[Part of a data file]

########################################

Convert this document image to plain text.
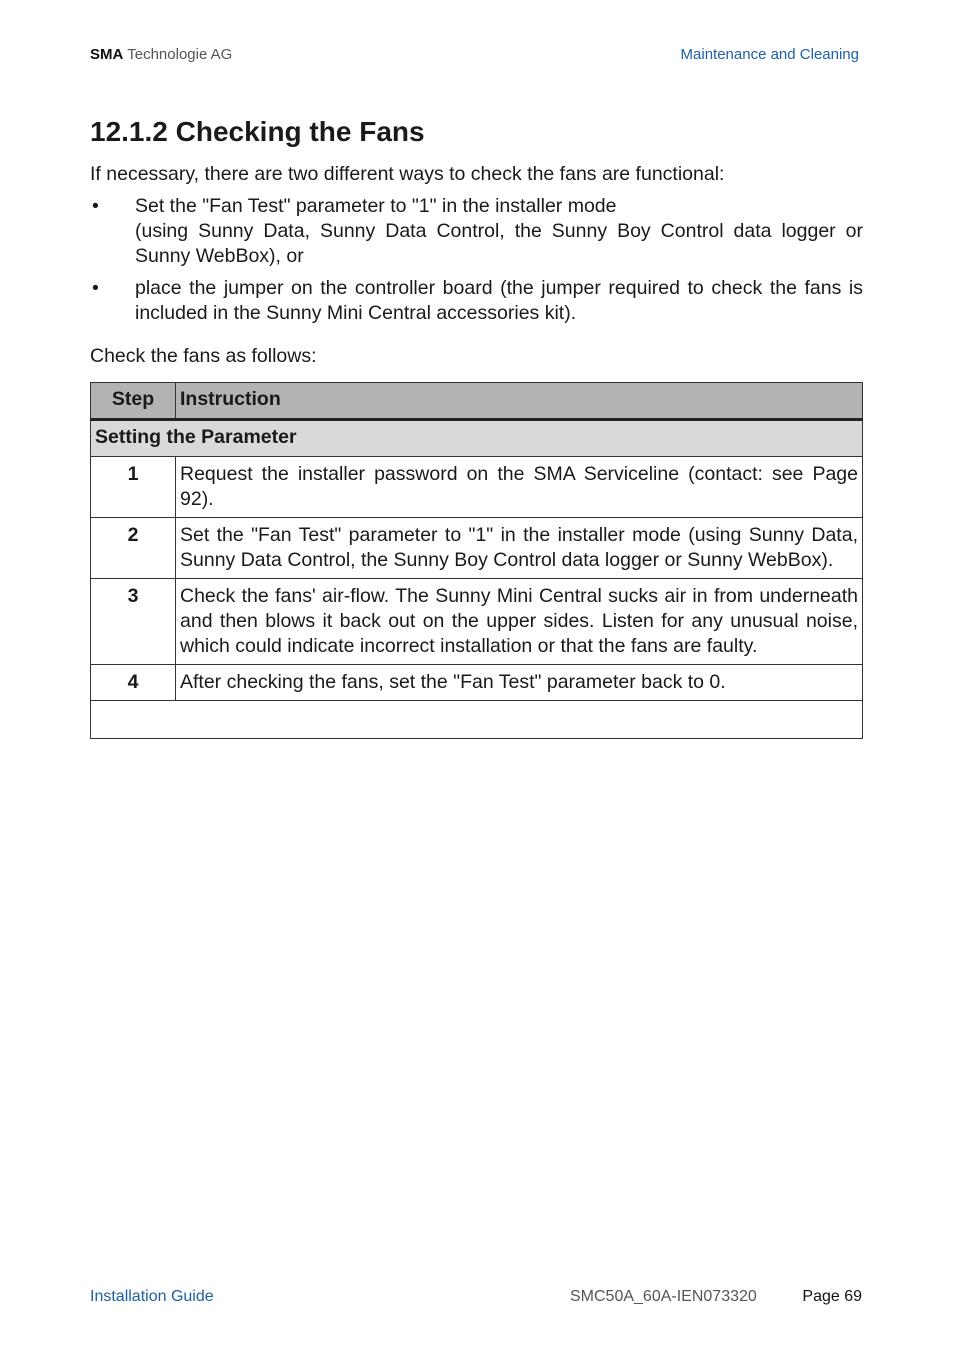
SMA Technologie AG	Maintenance and Cleaning
12.1.2 Checking the Fans

If necessary, there are two different ways to check the fans are functional:

• Set the "Fan Test" parameter to "1" in the installer mode
(using Sunny Data, Sunny Data Control, the Sunny Boy Control data logger or Sunny WebBox), or
• place the jumper on the controller board (the jumper required to check the fans is included in the Sunny Mini Central accessories kit).

Check the fans as follows:

Step	Instruction
Setting the Parameter	
1	Request the installer password on the SMA Serviceline (contact: see Page 92).
2	Set the "Fan Test" parameter to "1" in the installer mode (using Sunny Data, Sunny Data Control, the Sunny Boy Control data logger or Sunny WebBox).
3	Check the fans' air-flow. The Sunny Mini Central sucks air in from underneath and then blows it back out on the upper sides. Listen for any unusual noise, which could indicate incorrect installation or that the fans are faulty.
4	After checking the fans, set the "Fan Test" parameter back to 0.

Installation Guide	SMC50A_60A-IEN073320	Page 69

########################################

> **Goal**
Check every line for "Page" and show the ones that have it.

> **Solution to the exercise**
1	Request the installer password on the SMA Serviceline (contact: see Page 92).
Installation Guide	SMC50A_60A-IEN073320	Page 69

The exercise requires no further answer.